→ **TASK STATEMENT**
Go through the listing below and list every line with "this".

→ **Stored items**
============
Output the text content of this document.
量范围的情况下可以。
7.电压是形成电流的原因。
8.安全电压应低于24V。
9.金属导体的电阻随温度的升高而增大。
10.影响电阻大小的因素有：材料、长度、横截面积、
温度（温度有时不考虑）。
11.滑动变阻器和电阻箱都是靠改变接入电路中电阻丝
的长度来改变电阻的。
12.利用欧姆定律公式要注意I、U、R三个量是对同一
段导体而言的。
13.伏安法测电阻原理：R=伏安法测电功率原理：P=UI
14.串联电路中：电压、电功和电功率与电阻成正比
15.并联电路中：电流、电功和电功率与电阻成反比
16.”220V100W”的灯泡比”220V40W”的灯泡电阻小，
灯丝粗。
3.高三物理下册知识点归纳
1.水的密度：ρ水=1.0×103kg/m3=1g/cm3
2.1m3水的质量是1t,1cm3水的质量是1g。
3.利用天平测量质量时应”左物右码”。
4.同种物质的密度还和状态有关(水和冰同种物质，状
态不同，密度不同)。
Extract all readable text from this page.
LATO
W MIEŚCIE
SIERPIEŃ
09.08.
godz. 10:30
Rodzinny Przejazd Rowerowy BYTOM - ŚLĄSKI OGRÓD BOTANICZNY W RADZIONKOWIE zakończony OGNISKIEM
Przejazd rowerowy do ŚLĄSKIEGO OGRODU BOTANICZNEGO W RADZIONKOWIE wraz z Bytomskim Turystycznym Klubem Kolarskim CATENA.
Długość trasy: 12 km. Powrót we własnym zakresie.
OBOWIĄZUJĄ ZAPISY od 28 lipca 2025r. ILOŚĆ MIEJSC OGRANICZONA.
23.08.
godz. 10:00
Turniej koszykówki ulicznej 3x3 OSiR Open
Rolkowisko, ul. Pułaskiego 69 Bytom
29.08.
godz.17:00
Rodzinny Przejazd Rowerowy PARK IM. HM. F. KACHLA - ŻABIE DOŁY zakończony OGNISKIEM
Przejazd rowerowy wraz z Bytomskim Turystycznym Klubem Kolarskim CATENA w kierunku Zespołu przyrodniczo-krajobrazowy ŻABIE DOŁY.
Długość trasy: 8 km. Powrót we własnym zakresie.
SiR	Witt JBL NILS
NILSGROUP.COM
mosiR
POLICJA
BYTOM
============
→ **FULL SOLUTION**
Output the text content of this document.
Extract all readable text from this page.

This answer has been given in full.